● Requirements: Copy out every line exactly as given.

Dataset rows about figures
==*==

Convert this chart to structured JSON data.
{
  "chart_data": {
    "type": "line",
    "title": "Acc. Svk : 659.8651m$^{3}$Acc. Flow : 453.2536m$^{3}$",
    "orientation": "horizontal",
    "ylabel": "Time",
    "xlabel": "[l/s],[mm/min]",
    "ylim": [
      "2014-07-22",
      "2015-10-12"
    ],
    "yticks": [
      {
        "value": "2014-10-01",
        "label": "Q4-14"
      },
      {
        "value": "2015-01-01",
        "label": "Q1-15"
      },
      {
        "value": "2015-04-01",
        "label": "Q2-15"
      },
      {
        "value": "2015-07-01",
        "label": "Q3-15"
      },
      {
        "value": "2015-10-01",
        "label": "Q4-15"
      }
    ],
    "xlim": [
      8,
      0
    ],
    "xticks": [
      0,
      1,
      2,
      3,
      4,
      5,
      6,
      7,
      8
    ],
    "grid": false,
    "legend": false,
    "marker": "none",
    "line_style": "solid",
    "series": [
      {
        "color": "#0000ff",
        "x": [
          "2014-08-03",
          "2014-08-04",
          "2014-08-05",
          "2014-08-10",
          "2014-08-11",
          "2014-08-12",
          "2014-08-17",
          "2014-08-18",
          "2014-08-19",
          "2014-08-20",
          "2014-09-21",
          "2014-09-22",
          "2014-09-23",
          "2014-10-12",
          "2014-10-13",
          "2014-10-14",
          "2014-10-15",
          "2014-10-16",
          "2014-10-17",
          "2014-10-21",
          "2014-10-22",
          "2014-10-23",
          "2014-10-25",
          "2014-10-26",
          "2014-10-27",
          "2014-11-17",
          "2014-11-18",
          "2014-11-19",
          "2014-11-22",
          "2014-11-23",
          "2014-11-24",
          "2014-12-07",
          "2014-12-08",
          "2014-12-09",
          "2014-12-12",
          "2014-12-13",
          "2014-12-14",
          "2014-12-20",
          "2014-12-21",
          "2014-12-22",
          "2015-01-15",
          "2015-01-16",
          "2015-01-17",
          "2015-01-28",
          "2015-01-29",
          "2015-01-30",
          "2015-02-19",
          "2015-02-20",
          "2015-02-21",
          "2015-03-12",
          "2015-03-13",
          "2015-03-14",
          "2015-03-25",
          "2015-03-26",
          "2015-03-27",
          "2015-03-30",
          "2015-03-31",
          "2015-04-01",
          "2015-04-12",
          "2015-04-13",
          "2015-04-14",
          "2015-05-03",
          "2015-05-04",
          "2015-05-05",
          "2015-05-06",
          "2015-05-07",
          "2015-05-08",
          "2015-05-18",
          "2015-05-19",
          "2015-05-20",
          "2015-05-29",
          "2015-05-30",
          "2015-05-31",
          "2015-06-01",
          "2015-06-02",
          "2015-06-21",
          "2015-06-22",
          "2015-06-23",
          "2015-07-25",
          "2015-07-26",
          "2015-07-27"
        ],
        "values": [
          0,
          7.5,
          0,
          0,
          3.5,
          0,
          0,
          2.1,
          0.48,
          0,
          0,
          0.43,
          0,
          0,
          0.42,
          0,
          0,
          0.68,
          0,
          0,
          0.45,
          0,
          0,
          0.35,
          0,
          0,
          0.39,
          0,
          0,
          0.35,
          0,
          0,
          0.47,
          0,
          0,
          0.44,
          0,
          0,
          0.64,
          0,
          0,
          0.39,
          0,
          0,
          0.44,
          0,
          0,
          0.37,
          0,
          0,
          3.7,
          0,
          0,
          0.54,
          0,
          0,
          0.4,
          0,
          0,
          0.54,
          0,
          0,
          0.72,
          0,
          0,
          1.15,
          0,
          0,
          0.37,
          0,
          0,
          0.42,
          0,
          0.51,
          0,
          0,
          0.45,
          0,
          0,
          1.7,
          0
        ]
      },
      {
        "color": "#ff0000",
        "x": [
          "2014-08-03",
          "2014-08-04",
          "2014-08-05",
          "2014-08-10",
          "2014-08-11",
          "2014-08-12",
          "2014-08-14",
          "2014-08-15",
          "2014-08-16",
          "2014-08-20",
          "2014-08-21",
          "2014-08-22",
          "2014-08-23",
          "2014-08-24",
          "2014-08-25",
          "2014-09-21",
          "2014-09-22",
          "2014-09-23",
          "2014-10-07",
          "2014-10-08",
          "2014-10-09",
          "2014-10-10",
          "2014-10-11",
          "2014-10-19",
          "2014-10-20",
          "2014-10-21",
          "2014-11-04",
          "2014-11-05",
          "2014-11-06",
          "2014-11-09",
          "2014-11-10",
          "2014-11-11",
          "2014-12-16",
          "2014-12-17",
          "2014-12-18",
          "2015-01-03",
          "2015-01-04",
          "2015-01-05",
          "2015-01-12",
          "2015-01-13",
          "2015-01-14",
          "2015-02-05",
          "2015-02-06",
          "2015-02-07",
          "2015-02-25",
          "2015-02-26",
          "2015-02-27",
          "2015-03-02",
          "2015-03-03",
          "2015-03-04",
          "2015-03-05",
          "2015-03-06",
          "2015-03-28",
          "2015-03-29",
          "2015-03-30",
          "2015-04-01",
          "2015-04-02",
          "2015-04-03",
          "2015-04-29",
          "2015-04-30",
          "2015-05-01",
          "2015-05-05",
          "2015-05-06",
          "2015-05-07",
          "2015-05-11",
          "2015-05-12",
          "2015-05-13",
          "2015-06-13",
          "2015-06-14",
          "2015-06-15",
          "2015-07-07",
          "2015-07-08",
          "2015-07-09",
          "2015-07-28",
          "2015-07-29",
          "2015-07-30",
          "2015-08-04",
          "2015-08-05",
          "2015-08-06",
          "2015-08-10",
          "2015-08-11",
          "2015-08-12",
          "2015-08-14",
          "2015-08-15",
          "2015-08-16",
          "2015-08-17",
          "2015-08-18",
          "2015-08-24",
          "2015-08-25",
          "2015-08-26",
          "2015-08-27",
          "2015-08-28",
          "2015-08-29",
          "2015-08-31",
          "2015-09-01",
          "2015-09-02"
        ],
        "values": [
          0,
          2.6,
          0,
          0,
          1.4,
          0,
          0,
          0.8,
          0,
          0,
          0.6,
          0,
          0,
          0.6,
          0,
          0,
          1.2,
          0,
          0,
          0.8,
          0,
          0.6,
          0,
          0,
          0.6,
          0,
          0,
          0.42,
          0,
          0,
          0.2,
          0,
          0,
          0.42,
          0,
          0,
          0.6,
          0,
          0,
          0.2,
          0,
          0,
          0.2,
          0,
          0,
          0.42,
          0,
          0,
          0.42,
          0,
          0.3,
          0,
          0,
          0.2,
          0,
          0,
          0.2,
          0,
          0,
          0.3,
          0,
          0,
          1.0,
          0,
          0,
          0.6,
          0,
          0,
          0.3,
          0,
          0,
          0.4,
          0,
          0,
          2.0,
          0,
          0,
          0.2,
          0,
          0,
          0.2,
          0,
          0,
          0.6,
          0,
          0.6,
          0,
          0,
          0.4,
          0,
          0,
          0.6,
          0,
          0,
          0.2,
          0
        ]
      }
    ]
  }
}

==*==

● Response below:
Convert this chart to structured JSON data.
{
  "chart_data": {
    "type": "line",
    "title": "Acc. Svk : 659.8651m$^{3}$Acc. Flow : 453.2536m$^{3}$",
    "orientation": "horizontal",
    "ylabel": "Time",
    "xlabel": "[l/s],[mm/min]",
    "ylim": [
      "2014-07-22",
      "2015-10-12"
    ],
    "yticks": [
      {
        "value": "2014-10-01",
        "label": "Q4-14"
      },
      {
        "value": "2015-01-01",
        "label": "Q1-15"
      },
      {
        "value": "2015-04-01",
        "label": "Q2-15"
      },
      {
        "value": "2015-07-01",
        "label": "Q3-15"
      },
      {
        "value": "2015-10-01",
        "label": "Q4-15"
      }
    ],
    "xlim": [
      8,
      0
    ],
    "xticks": [
      0,
      1,
      2,
      3,
      4,
      5,
      6,
      7,
      8
    ],
    "grid": false,
    "legend": false,
    "marker": "none",
    "line_style": "solid",
    "series": [
      {
        "color": "#0000ff",
        "x": [
          "2014-08-03",
          "2014-08-04",
          "2014-08-05",
          "2014-08-10",
          "2014-08-11",
          "2014-08-12",
          "2014-08-17",
          "2014-08-18",
          "2014-08-19",
          "2014-08-20",
          "2014-09-21",
          "2014-09-22",
          "2014-09-23",
          "2014-10-12",
          "2014-10-13",
          "2014-10-14",
          "2014-10-15",
          "2014-10-16",
          "2014-10-17",
          "2014-10-21",
          "2014-10-22",
          "2014-10-23",
          "2014-10-25",
          "2014-10-26",
          "2014-10-27",
          "2014-11-17",
          "2014-11-18",
          "2014-11-19",
          "2014-11-22",
          "2014-11-23",
          "2014-11-24",
          "2014-12-07",
          "2014-12-08",
          "2014-12-09",
          "2014-12-12",
          "2014-12-13",
          "2014-12-14",
          "2014-12-20",
          "2014-12-21",
          "2014-12-22",
          "2015-01-15",
          "2015-01-16",
          "2015-01-17",
          "2015-01-28",
          "2015-01-29",
          "2015-01-30",
          "2015-02-19",
          "2015-02-20",
          "2015-02-21",
          "2015-03-12",
          "2015-03-13",
          "2015-03-14",
          "2015-03-25",
          "2015-03-26",
          "2015-03-27",
          "2015-03-30",
          "2015-03-31",
          "2015-04-01",
          "2015-04-12",
          "2015-04-13",
          "2015-04-14",
          "2015-05-03",
          "2015-05-04",
          "2015-05-05",
          "2015-05-06",
          "2015-05-07",
          "2015-05-08",
          "2015-05-18",
          "2015-05-19",
          "2015-05-20",
          "2015-05-29",
          "2015-05-30",
          "2015-05-31",
          "2015-06-01",
          "2015-06-02",
          "2015-06-21",
          "2015-06-22",
          "2015-06-23",
          "2015-07-25",
          "2015-07-26",
          "2015-07-27"
        ],
        "values": [
          0,
          7.5,
          0,
          0,
          3.5,
          0,
          0,
          2.1,
          0.48,
          0,
          0,
          0.43,
          0,
          0,
          0.42,
          0,
          0,
          0.68,
          0,
          0,
          0.45,
          0,
          0,
          0.35,
          0,
          0,
          0.39,
          0,
          0,
          0.35,
          0,
          0,
          0.47,
          0,
          0,
          0.44,
          0,
          0,
          0.64,
          0,
          0,
          0.39,
          0,
          0,
          0.44,
          0,
          0,
          0.37,
          0,
          0,
          3.7,
          0,
          0,
          0.54,
          0,
          0,
          0.4,
          0,
          0,
          0.54,
          0,
          0,
          0.72,
          0,
          0,
          1.15,
          0,
          0,
          0.37,
          0,
          0,
          0.42,
          0,
          0.51,
          0,
          0,
          0.45,
          0,
          0,
          1.7,
          0
        ]
      },
      {
        "color": "#ff0000",
        "x": [
          "2014-08-03",
          "2014-08-04",
          "2014-08-05",
          "2014-08-10",
          "2014-08-11",
          "2014-08-12",
          "2014-08-14",
          "2014-08-15",
          "2014-08-16",
          "2014-08-20",
          "2014-08-21",
          "2014-08-22",
          "2014-08-23",
          "2014-08-24",
          "2014-08-25",
          "2014-09-21",
          "2014-09-22",
          "2014-09-23",
          "2014-10-07",
          "2014-10-08",
          "2014-10-09",
          "2014-10-10",
          "2014-10-11",
          "2014-10-19",
          "2014-10-20",
          "2014-10-21",
          "2014-11-04",
          "2014-11-05",
          "2014-11-06",
          "2014-11-09",
          "2014-11-10",
          "2014-11-11",
          "2014-12-16",
          "2014-12-17",
          "2014-12-18",
          "2015-01-03",
          "2015-01-04",
          "2015-01-05",
          "2015-01-12",
          "2015-01-13",
          "2015-01-14",
          "2015-02-05",
          "2015-02-06",
          "2015-02-07",
          "2015-02-25",
          "2015-02-26",
          "2015-02-27",
          "2015-03-02",
          "2015-03-03",
          "2015-03-04",
          "2015-03-05",
          "2015-03-06",
          "2015-03-28",
          "2015-03-29",
          "2015-03-30",
          "2015-04-01",
          "2015-04-02",
          "2015-04-03",
          "2015-04-29",
          "2015-04-30",
          "2015-05-01",
          "2015-05-05",
          "2015-05-06",
          "2015-05-07",
          "2015-05-11",
          "2015-05-12",
          "2015-05-13",
          "2015-06-13",
          "2015-06-14",
          "2015-06-15",
          "2015-07-07",
          "2015-07-08",
          "2015-07-09",
          "2015-07-28",
          "2015-07-29",
          "2015-07-30",
          "2015-08-04",
          "2015-08-05",
          "2015-08-06",
          "2015-08-10",
          "2015-08-11",
          "2015-08-12",
          "2015-08-14",
          "2015-08-15",
          "2015-08-16",
          "2015-08-17",
          "2015-08-18",
          "2015-08-24",
          "2015-08-25",
          "2015-08-26",
          "2015-08-27",
          "2015-08-28",
          "2015-08-29",
          "2015-08-31",
          "2015-09-01",
          "2015-09-02"
        ],
        "values": [
          0,
          2.6,
          0,
          0,
          1.4,
          0,
          0,
          0.8,
          0,
          0,
          0.6,
          0,
          0,
          0.6,
          0,
          0,
          1.2,
          0,
          0,
          0.8,
          0,
          0.6,
          0,
          0,
          0.6,
          0,
          0,
          0.42,
          0,
          0,
          0.2,
          0,
          0,
          0.42,
          0,
          0,
          0.6,
          0,
          0,
          0.2,
          0,
          0,
          0.2,
          0,
          0,
          0.42,
          0,
          0,
          0.42,
          0,
          0.3,
          0,
          0,
          0.2,
          0,
          0,
          0.2,
          0,
          0,
          0.3,
          0,
          0,
          1.0,
          0,
          0,
          0.6,
          0,
          0,
          0.3,
          0,
          0,
          0.4,
          0,
          0,
          2.0,
          0,
          0,
          0.2,
          0,
          0,
          0.2,
          0,
          0,
          0.6,
          0,
          0.6,
          0,
          0,
          0.4,
          0,
          0,
          0.6,
          0,
          0,
          0.2,
          0
        ]
      }
    ]
  }
}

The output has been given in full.